── Material supplied
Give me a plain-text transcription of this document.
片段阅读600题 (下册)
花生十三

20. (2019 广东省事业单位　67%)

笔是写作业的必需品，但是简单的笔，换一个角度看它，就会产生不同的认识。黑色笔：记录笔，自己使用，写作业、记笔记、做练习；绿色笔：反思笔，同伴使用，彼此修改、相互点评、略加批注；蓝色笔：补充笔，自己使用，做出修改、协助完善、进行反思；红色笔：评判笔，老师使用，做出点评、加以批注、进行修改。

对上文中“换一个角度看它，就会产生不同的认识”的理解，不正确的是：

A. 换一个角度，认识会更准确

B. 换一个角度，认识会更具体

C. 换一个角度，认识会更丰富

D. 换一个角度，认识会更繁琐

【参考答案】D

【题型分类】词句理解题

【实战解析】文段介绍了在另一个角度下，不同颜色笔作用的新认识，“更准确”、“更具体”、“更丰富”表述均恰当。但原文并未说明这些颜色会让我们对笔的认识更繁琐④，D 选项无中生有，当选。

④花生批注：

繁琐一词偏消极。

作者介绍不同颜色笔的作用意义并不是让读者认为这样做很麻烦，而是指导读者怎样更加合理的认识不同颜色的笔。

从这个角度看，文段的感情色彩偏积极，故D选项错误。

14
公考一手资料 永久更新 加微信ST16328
────
Repeat all entries. Match them exactly.

◆ **Exercise output**
Give me a plain-text transcription of this document.
片段阅读600题 (下册)
花生十三

20. (2019 广东省事业单位　67%)

笔是写作业的必需品，但是简单的笔，换一个角度看它，就会产生不同的认识。黑色笔：记录笔，自己使用，写作业、记笔记、做练习；绿色笔：反思笔，同伴使用，彼此修改、相互点评、略加批注；蓝色笔：补充笔，自己使用，做出修改、协助完善、进行反思；红色笔：评判笔，老师使用，做出点评、加以批注、进行修改。

对上文中“换一个角度看它，就会产生不同的认识”的理解，不正确的是：

A. 换一个角度，认识会更准确

B. 换一个角度，认识会更具体

C. 换一个角度，认识会更丰富

D. 换一个角度，认识会更繁琐

【参考答案】D

【题型分类】词句理解题

【实战解析】文段介绍了在另一个角度下，不同颜色笔作用的新认识，“更准确”、“更具体”、“更丰富”表述均恰当。但原文并未说明这些颜色会让我们对笔的认识更繁琐④，D 选项无中生有，当选。

④花生批注：

繁琐一词偏消极。

作者介绍不同颜色笔的作用意义并不是让读者认为这样做很麻烦，而是指导读者怎样更加合理的认识不同颜色的笔。

从这个角度看，文段的感情色彩偏积极，故D选项错误。

14
公考一手资料 永久更新 加微信ST16328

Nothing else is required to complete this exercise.